--- START OF MATERIAL PROVIDED ---
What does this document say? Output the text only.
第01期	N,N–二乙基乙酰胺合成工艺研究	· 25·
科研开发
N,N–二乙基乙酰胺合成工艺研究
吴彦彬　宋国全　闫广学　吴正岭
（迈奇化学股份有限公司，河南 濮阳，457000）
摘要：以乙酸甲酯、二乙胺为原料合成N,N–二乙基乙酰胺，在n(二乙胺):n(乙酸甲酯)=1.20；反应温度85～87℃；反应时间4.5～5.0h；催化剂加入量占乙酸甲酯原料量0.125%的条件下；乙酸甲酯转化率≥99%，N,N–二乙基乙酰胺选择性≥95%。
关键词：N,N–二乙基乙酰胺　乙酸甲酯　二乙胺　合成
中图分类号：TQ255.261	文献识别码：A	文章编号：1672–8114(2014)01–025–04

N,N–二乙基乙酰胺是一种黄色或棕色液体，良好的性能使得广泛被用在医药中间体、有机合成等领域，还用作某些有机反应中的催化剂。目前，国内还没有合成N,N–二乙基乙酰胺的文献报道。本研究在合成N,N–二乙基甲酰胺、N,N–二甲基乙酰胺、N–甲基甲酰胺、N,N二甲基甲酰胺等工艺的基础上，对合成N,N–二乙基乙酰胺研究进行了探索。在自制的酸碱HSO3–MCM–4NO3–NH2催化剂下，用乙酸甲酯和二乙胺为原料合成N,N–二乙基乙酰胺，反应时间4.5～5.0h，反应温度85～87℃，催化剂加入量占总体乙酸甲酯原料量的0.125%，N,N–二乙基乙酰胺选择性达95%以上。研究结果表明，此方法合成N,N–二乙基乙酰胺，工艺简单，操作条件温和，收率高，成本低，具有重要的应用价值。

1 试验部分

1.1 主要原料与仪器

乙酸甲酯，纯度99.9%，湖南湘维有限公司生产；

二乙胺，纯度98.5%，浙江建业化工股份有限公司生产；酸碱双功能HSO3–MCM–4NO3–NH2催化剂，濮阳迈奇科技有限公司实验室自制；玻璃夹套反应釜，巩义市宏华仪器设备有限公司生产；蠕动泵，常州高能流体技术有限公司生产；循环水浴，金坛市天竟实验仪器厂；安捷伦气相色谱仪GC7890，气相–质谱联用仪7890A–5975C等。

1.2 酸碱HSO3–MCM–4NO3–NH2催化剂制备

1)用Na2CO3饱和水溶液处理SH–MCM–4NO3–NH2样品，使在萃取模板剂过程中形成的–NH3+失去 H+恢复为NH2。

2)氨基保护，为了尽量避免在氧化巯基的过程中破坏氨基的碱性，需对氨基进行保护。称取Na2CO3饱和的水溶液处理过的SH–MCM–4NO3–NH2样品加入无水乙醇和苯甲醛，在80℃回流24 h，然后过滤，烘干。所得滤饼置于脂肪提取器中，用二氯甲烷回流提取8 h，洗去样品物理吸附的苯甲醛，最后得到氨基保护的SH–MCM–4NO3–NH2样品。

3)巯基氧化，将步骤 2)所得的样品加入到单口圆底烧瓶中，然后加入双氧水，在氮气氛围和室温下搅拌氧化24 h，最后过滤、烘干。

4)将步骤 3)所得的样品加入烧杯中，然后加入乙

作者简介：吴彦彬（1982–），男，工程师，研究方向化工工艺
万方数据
--- END OF MATERIAL PROVIDED ---
REQUIREMENTS: Retype all of the material, keeping each line exact.

EXPECTED ANSWER:
What does this document say? Output the text only.
第01期	N,N–二乙基乙酰胺合成工艺研究	· 25·
科研开发
N,N–二乙基乙酰胺合成工艺研究
吴彦彬　宋国全　闫广学　吴正岭
（迈奇化学股份有限公司，河南 濮阳，457000）
摘要：以乙酸甲酯、二乙胺为原料合成N,N–二乙基乙酰胺，在n(二乙胺):n(乙酸甲酯)=1.20；反应温度85～87℃；反应时间4.5～5.0h；催化剂加入量占乙酸甲酯原料量0.125%的条件下；乙酸甲酯转化率≥99%，N,N–二乙基乙酰胺选择性≥95%。
关键词：N,N–二乙基乙酰胺　乙酸甲酯　二乙胺　合成
中图分类号：TQ255.261	文献识别码：A	文章编号：1672–8114(2014)01–025–04

N,N–二乙基乙酰胺是一种黄色或棕色液体，良好的性能使得广泛被用在医药中间体、有机合成等领域，还用作某些有机反应中的催化剂。目前，国内还没有合成N,N–二乙基乙酰胺的文献报道。本研究在合成N,N–二乙基甲酰胺、N,N–二甲基乙酰胺、N–甲基甲酰胺、N,N二甲基甲酰胺等工艺的基础上，对合成N,N–二乙基乙酰胺研究进行了探索。在自制的酸碱HSO3–MCM–4NO3–NH2催化剂下，用乙酸甲酯和二乙胺为原料合成N,N–二乙基乙酰胺，反应时间4.5～5.0h，反应温度85～87℃，催化剂加入量占总体乙酸甲酯原料量的0.125%，N,N–二乙基乙酰胺选择性达95%以上。研究结果表明，此方法合成N,N–二乙基乙酰胺，工艺简单，操作条件温和，收率高，成本低，具有重要的应用价值。

1 试验部分

1.1 主要原料与仪器

乙酸甲酯，纯度99.9%，湖南湘维有限公司生产；

二乙胺，纯度98.5%，浙江建业化工股份有限公司生产；酸碱双功能HSO3–MCM–4NO3–NH2催化剂，濮阳迈奇科技有限公司实验室自制；玻璃夹套反应釜，巩义市宏华仪器设备有限公司生产；蠕动泵，常州高能流体技术有限公司生产；循环水浴，金坛市天竟实验仪器厂；安捷伦气相色谱仪GC7890，气相–质谱联用仪7890A–5975C等。

1.2 酸碱HSO3–MCM–4NO3–NH2催化剂制备

1)用Na2CO3饱和水溶液处理SH–MCM–4NO3–NH2样品，使在萃取模板剂过程中形成的–NH3+失去 H+恢复为NH2。

2)氨基保护，为了尽量避免在氧化巯基的过程中破坏氨基的碱性，需对氨基进行保护。称取Na2CO3饱和的水溶液处理过的SH–MCM–4NO3–NH2样品加入无水乙醇和苯甲醛，在80℃回流24 h，然后过滤，烘干。所得滤饼置于脂肪提取器中，用二氯甲烷回流提取8 h，洗去样品物理吸附的苯甲醛，最后得到氨基保护的SH–MCM–4NO3–NH2样品。

3)巯基氧化，将步骤 2)所得的样品加入到单口圆底烧瓶中，然后加入双氧水，在氮气氛围和室温下搅拌氧化24 h，最后过滤、烘干。

4)将步骤 3)所得的样品加入烧杯中，然后加入乙

作者简介：吴彦彬（1982–），男，工程师，研究方向化工工艺
万方数据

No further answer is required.